### TASK BRIEF:
Write out the listing below exactly, and omit any images you find in it.

### EXTRACTED ENTRIES:
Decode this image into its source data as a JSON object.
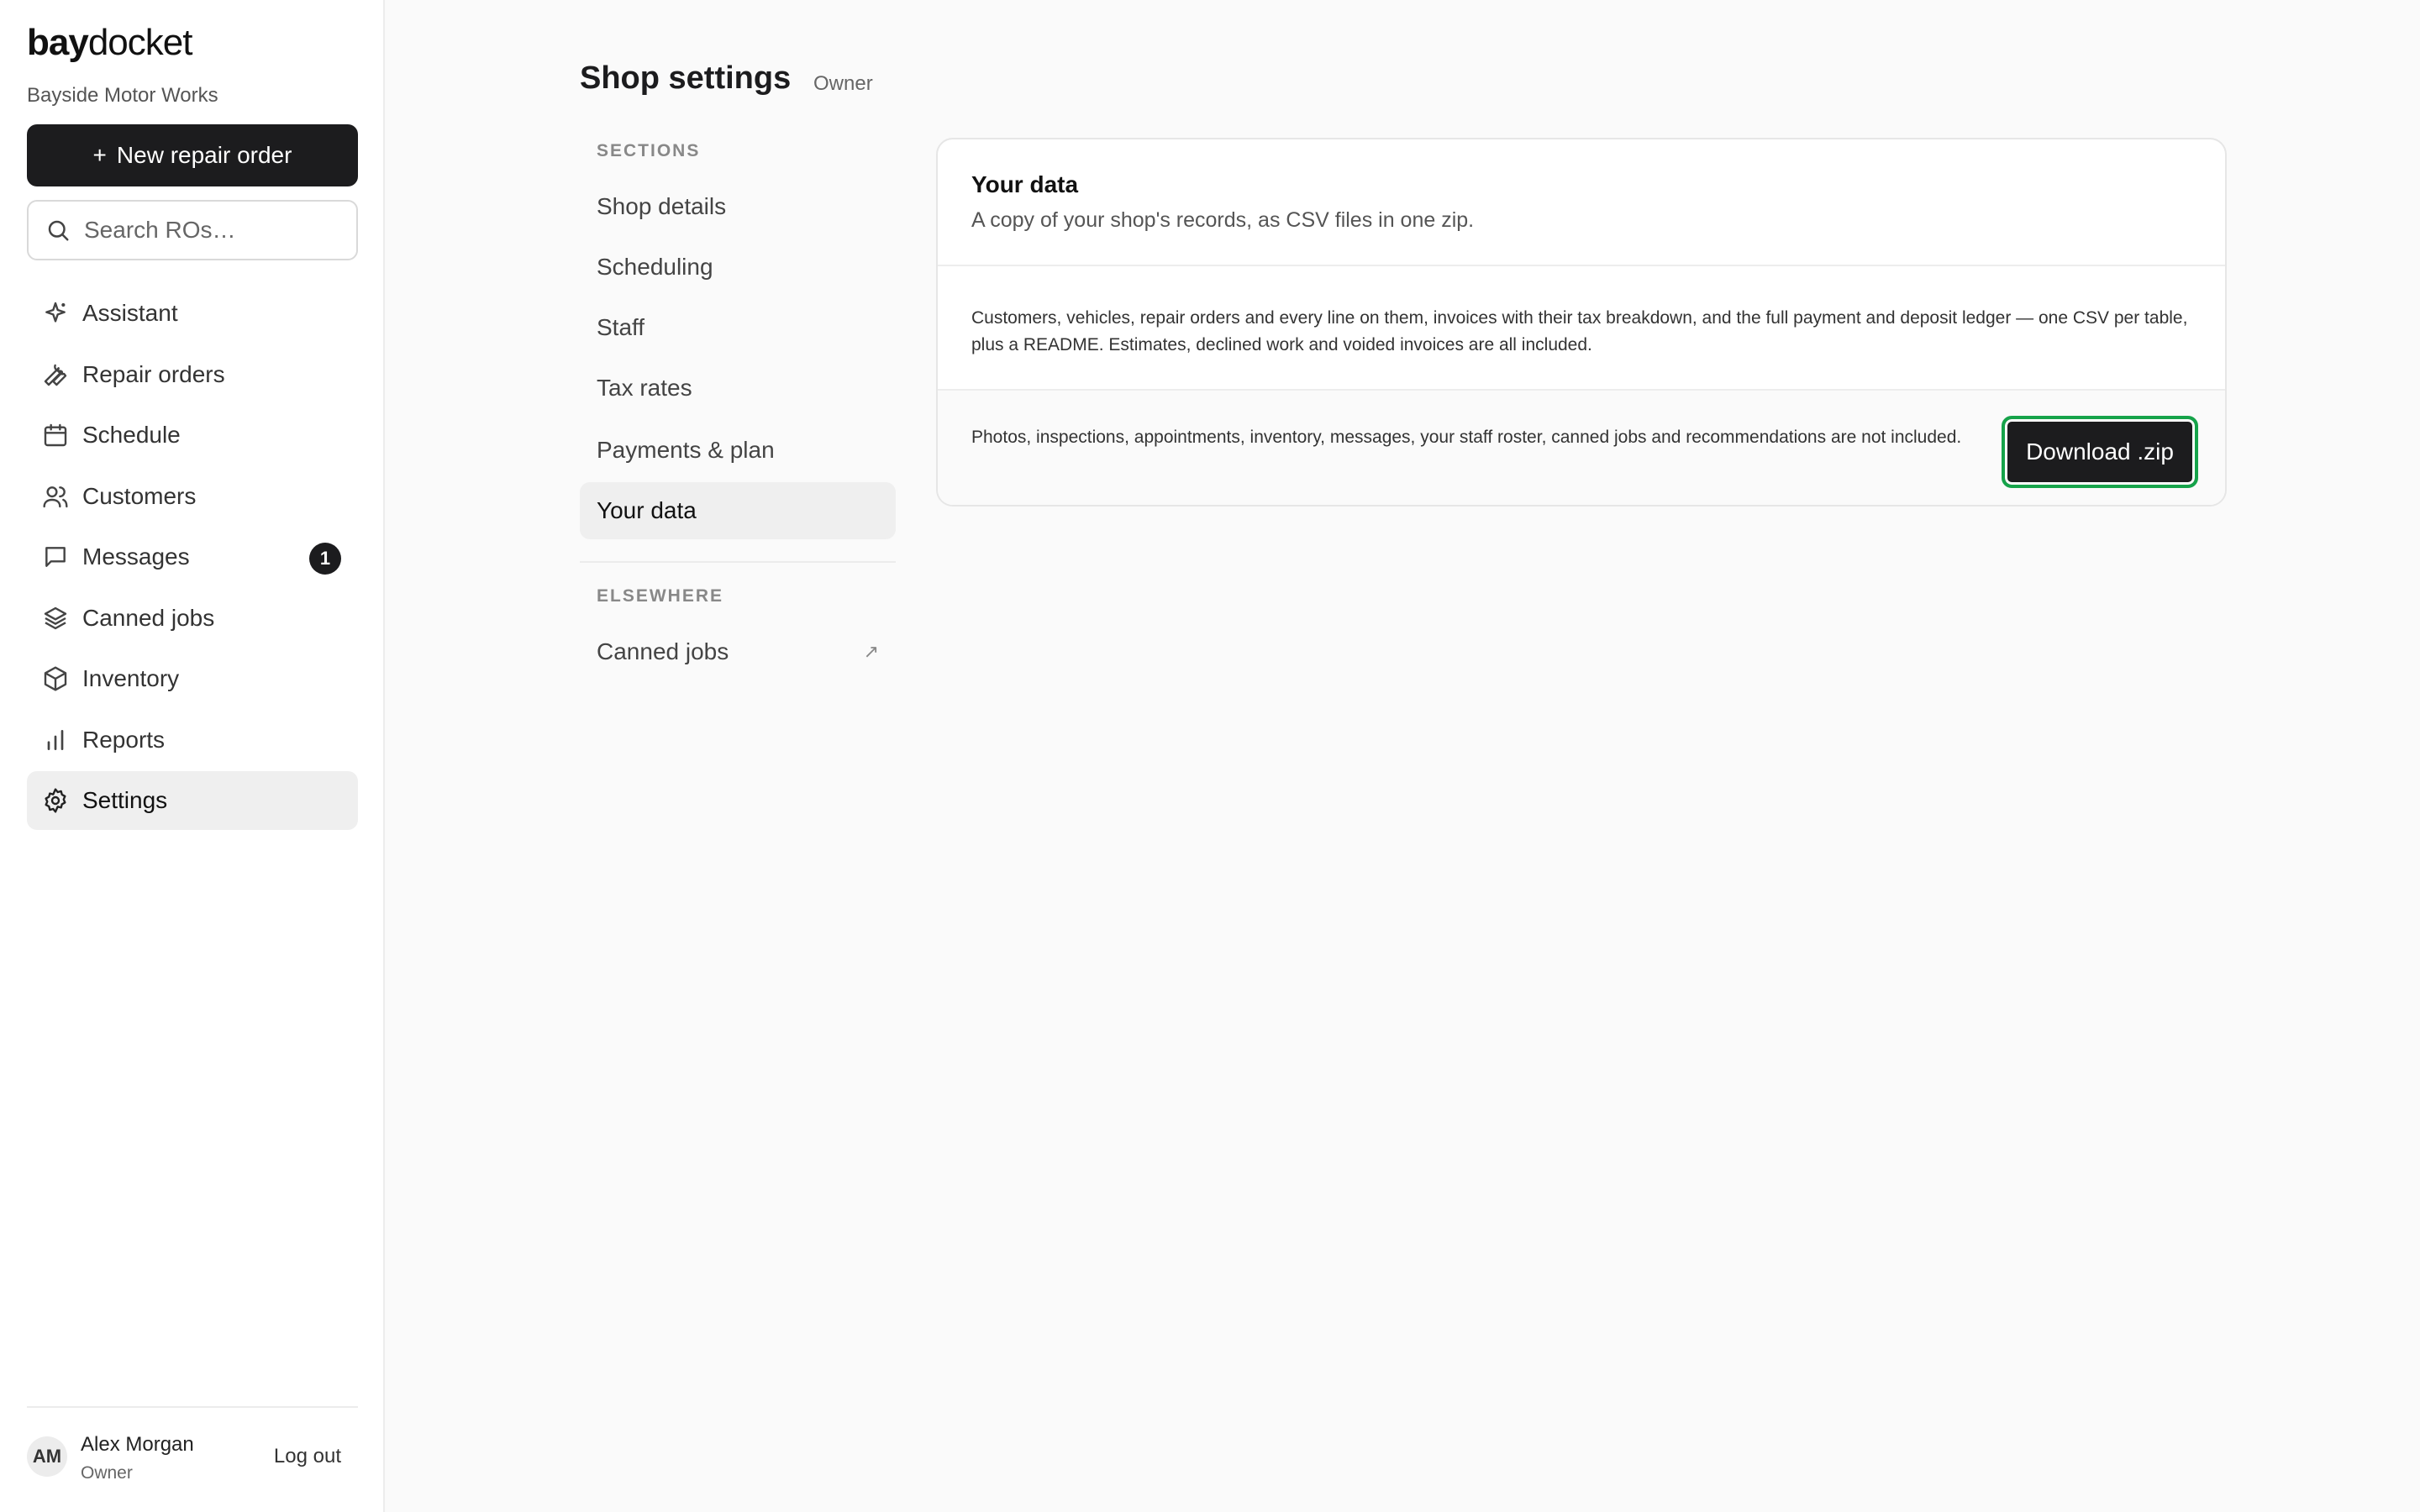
{
  "brand": {
    "bold": "bay",
    "light": "docket"
  },
  "sidebar": {
    "shop_name": "Bayside Motor Works",
    "new_button": "New repair order",
    "search_placeholder": "Search ROs…",
    "items": [
      {
        "label": "Assistant",
        "icon": "sparkle-icon"
      },
      {
        "label": "Repair orders",
        "icon": "wrench-icon"
      },
      {
        "label": "Schedule",
        "icon": "calendar-icon"
      },
      {
        "label": "Customers",
        "icon": "users-icon"
      },
      {
        "label": "Messages",
        "icon": "message-icon",
        "badge": "1"
      },
      {
        "label": "Canned jobs",
        "icon": "layers-icon"
      },
      {
        "label": "Inventory",
        "icon": "box-icon"
      },
      {
        "label": "Reports",
        "icon": "bar-chart-icon"
      },
      {
        "label": "Settings",
        "icon": "gear-icon",
        "active": true
      }
    ],
    "user": {
      "initials": "AM",
      "name": "Alex Morgan",
      "role": "Owner",
      "logout": "Log out"
    }
  },
  "page": {
    "title": "Shop settings",
    "role_tag": "Owner"
  },
  "sections": {
    "heading": "SECTIONS",
    "items": [
      {
        "label": "Shop details"
      },
      {
        "label": "Scheduling"
      },
      {
        "label": "Staff"
      },
      {
        "label": "Tax rates"
      },
      {
        "label": "Payments & plan"
      },
      {
        "label": "Your data",
        "active": true
      }
    ],
    "elsewhere_heading": "ELSEWHERE",
    "elsewhere_items": [
      {
        "label": "Canned jobs",
        "external_icon": "external-arrow-icon"
      }
    ]
  },
  "card": {
    "title": "Your data",
    "subtitle": "A copy of your shop's records, as CSV files in one zip.",
    "included": "Customers, vehicles, repair orders and every line on them, invoices with their tax breakdown, and the full payment and deposit ledger — one CSV per table, plus a README. Estimates, declined work and voided invoices are all included.",
    "excluded": "Photos, inspections, appointments, inventory, messages, your staff roster, canned jobs and recommendations are not included.",
    "download_label": "Download .zip"
  },
  "colors": {
    "primary": "#1c1c1e",
    "focus_ring": "#16a34a",
    "background": "#fafafa"
  }
}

### COMPLETED TASK:
Decode this image into its source data as a JSON object.
{
  "brand": {
    "bold": "bay",
    "light": "docket"
  },
  "sidebar": {
    "shop_name": "Bayside Motor Works",
    "new_button": "New repair order",
    "search_placeholder": "Search ROs…",
    "items": [
      {
        "label": "Assistant",
        "icon": "sparkle-icon"
      },
      {
        "label": "Repair orders",
        "icon": "wrench-icon"
      },
      {
        "label": "Schedule",
        "icon": "calendar-icon"
      },
      {
        "label": "Customers",
        "icon": "users-icon"
      },
      {
        "label": "Messages",
        "icon": "message-icon",
        "badge": "1"
      },
      {
        "label": "Canned jobs",
        "icon": "layers-icon"
      },
      {
        "label": "Inventory",
        "icon": "box-icon"
      },
      {
        "label": "Reports",
        "icon": "bar-chart-icon"
      },
      {
        "label": "Settings",
        "icon": "gear-icon",
        "active": true
      }
    ],
    "user": {
      "initials": "AM",
      "name": "Alex Morgan",
      "role": "Owner",
      "logout": "Log out"
    }
  },
  "page": {
    "title": "Shop settings",
    "role_tag": "Owner"
  },
  "sections": {
    "heading": "SECTIONS",
    "items": [
      {
        "label": "Shop details"
      },
      {
        "label": "Scheduling"
      },
      {
        "label": "Staff"
      },
      {
        "label": "Tax rates"
      },
      {
        "label": "Payments & plan"
      },
      {
        "label": "Your data",
        "active": true
      }
    ],
    "elsewhere_heading": "ELSEWHERE",
    "elsewhere_items": [
      {
        "label": "Canned jobs",
        "external_icon": "external-arrow-icon"
      }
    ]
  },
  "card": {
    "title": "Your data",
    "subtitle": "A copy of your shop's records, as CSV files in one zip.",
    "included": "Customers, vehicles, repair orders and every line on them, invoices with their tax breakdown, and the full payment and deposit ledger — one CSV per table, plus a README. Estimates, declined work and voided invoices are all included.",
    "excluded": "Photos, inspections, appointments, inventory, messages, your staff roster, canned jobs and recommendations are not included.",
    "download_label": "Download .zip"
  },
  "colors": {
    "primary": "#1c1c1e",
    "focus_ring": "#16a34a",
    "background": "#fafafa"
  }
}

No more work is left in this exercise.